Task objective
Convert all the items below into a Markdown table with two columns, Row and Line, putting one line in each row and skipping blank lines. Leave the pictures out of the table.

Input data
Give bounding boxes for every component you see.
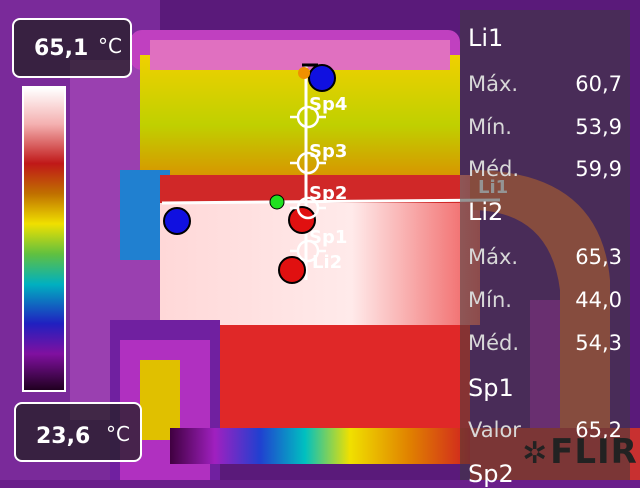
warm-marker [298,67,310,79]
panel-li1-max-label: Máx. [468,72,519,96]
panel-li2-min-label: Mín. [468,288,512,312]
spot-sp4-label: Sp4 [309,94,347,115]
line-li2-label: Li2 [312,252,342,273]
panel-li2-avg-value: 54,3 [575,331,622,355]
panel-li2-avg-label: Méd. [468,331,520,355]
panel-li2-title: Li2 [468,198,504,226]
panel-li1-avg-value: 59,9 [575,157,622,181]
spot-sp2-label: Sp2 [309,183,347,204]
max-temperature-value: 65,1 [34,36,89,61]
measurement-panel: Li1 Máx. 60,7 Mín. 53,9 Méd. 59,9 Li2 Má… [460,10,630,488]
panel-li2-max-value: 65,3 [575,245,622,269]
panel-sp1-value: 65,2 [575,418,622,442]
hot-marker-li1 [269,194,285,210]
panel-sp2-title: Sp2 [468,460,514,488]
min-temperature-unit: °C [106,422,130,446]
panel-li1-title: Li1 [468,24,504,52]
panel-li1-avg-label: Méd. [468,157,520,181]
min-temperature-value: 23,6 [36,424,91,449]
panel-li2-max-label: Máx. [468,245,519,269]
panel-sp1-title: Sp1 [468,374,514,402]
spot-sp1-label: Sp1 [309,227,347,248]
color-scale-bar [22,86,66,392]
line-li1[interactable] [161,198,501,205]
min-temperature-box: 23,6 °C [14,402,142,462]
panel-li1-max-value: 60,7 [575,72,622,96]
cold-spot-marker-li1 [163,207,191,235]
hot-spot-marker [288,206,316,234]
panel-li1-min-value: 53,9 [575,115,622,139]
hot-spot-marker-li2 [278,256,306,284]
cold-spot-marker-li2 [308,64,336,92]
panel-sp1-value-label: Valor [468,418,521,442]
max-temperature-unit: °C [98,34,122,58]
flir-logo-icon: ✲ [522,436,549,471]
max-temperature-box: 65,1 °C [12,18,132,78]
panel-li1-min-label: Mín. [468,115,512,139]
flir-logo: ✲FLIR [522,432,638,472]
flir-logo-text: FLIR [550,432,638,472]
panel-li2-min-value: 44,0 [575,288,622,312]
spot-sp3-label: Sp3 [309,141,347,162]
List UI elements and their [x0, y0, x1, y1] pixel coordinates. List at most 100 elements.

Response
| Row | Line |
|---|---|
| 1 | Give bounding boxes for every component you see. |
| 2 | warm-marker [298,67,310,79] |
| 3 | panel-li1-max-label: Máx. [468,72,519,96] |
| 4 | panel-li2-min-label: Mín. [468,288,512,312] |
| 5 | spot-sp4-label: Sp4 [309,94,347,115] |
| 6 | line-li2-label: Li2 [312,252,342,273] |
| 7 | panel-li2-avg-value: 54,3 [575,331,622,355] |
| 8 | panel-li2-avg-label: Méd. [468,331,520,355] |
| 9 | panel-li2-title: Li2 [468,198,504,226] |
| 10 | panel-li1-avg-value: 59,9 [575,157,622,181] |
| 11 | spot-sp2-label: Sp2 [309,183,347,204] |
| 12 | max-temperature-value: 65,1 [34,36,89,61] |
| 13 | measurement-panel: Li1 Máx. 60,7 Mín. 53,9 Méd. 59,9 Li2 Má… [460,10,630,488] |
| 14 | panel-li2-max-value: 65,3 [575,245,622,269] |
| 15 | panel-sp1-value: 65,2 [575,418,622,442] |
| 16 | hot-marker-li1 [269,194,285,210] |
| 17 | panel-sp2-title: Sp2 [468,460,514,488] |
| 18 | min-temperature-unit: °C [106,422,130,446] |
| 19 | panel-li1-title: Li1 [468,24,504,52] |
| 20 | panel-li1-avg-label: Méd. [468,157,520,181] |
| 21 | min-temperature-value: 23,6 [36,424,91,449] |
| 22 | panel-li2-max-label: Máx. [468,245,519,269] |
| 23 | panel-sp1-title: Sp1 [468,374,514,402] |
| 24 | spot-sp1-label: Sp1 [309,227,347,248] |
| 25 | color-scale-bar [22,86,66,392] |
| 26 | line-li1[interactable] [161,198,501,205] |
| 27 | min-temperature-box: 23,6 °C [14,402,142,462] |
| 28 | panel-li1-max-value: 60,7 [575,72,622,96] |
| 29 | cold-spot-marker-li1 [163,207,191,235] |
| 30 | hot-spot-marker [288,206,316,234] |
| 31 | panel-li1-min-value: 53,9 [575,115,622,139] |
| 32 | hot-spot-marker-li2 [278,256,306,284] |
| 33 | cold-spot-marker-li2 [308,64,336,92] |
| 34 | panel-sp1-value-label: Valor [468,418,521,442] |
| 35 | max-temperature-unit: °C [98,34,122,58] |
| 36 | flir-logo-icon: ✲ [522,436,549,471] |
| 37 | max-temperature-box: 65,1 °C [12,18,132,78] |
| 38 | panel-li1-min-label: Mín. [468,115,512,139] |
| 39 | flir-logo: ✲FLIR [522,432,638,472] |
| 40 | flir-logo-text: FLIR [550,432,638,472] |
| 41 | panel-li2-min-value: 44,0 [575,288,622,312] |
| 42 | spot-sp3-label: Sp3 [309,141,347,162] |
| 43 | List UI elements and their [x0, y0, x1, y1] pixel coordinates. List at most 100 elements. |